**** Data lines

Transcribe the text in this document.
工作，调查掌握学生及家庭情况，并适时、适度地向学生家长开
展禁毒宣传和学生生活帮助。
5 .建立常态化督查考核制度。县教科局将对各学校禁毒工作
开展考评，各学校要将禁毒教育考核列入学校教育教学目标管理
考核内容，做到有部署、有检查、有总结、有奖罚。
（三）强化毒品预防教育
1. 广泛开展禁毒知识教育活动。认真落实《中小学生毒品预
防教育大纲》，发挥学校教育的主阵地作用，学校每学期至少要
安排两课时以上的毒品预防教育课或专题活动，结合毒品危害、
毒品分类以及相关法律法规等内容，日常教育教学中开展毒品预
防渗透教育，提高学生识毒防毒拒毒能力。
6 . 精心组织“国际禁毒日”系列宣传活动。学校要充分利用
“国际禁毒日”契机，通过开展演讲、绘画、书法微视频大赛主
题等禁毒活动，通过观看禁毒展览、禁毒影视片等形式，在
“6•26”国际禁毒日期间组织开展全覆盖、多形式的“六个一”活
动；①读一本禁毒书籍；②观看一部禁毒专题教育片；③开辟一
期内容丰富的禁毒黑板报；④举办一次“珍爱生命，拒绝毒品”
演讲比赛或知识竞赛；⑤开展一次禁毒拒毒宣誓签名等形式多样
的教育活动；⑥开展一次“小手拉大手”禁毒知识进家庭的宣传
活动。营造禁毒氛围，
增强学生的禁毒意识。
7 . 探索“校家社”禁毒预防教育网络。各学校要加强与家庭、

********

Aim of the exercise ->
All of the entries must be quoted exactly; please include each one.

Result ->
Transcribe the text in this document.
工作，调查掌握学生及家庭情况，并适时、适度地向学生家长开
展禁毒宣传和学生生活帮助。
5 .建立常态化督查考核制度。县教科局将对各学校禁毒工作
开展考评，各学校要将禁毒教育考核列入学校教育教学目标管理
考核内容，做到有部署、有检查、有总结、有奖罚。
（三）强化毒品预防教育
1. 广泛开展禁毒知识教育活动。认真落实《中小学生毒品预
防教育大纲》，发挥学校教育的主阵地作用，学校每学期至少要
安排两课时以上的毒品预防教育课或专题活动，结合毒品危害、
毒品分类以及相关法律法规等内容，日常教育教学中开展毒品预
防渗透教育，提高学生识毒防毒拒毒能力。
6 . 精心组织“国际禁毒日”系列宣传活动。学校要充分利用
“国际禁毒日”契机，通过开展演讲、绘画、书法微视频大赛主
题等禁毒活动，通过观看禁毒展览、禁毒影视片等形式，在
“6•26”国际禁毒日期间组织开展全覆盖、多形式的“六个一”活
动；①读一本禁毒书籍；②观看一部禁毒专题教育片；③开辟一
期内容丰富的禁毒黑板报；④举办一次“珍爱生命，拒绝毒品”
演讲比赛或知识竞赛；⑤开展一次禁毒拒毒宣誓签名等形式多样
的教育活动；⑥开展一次“小手拉大手”禁毒知识进家庭的宣传
活动。营造禁毒氛围，
增强学生的禁毒意识。
7 . 探索“校家社”禁毒预防教育网络。各学校要加强与家庭、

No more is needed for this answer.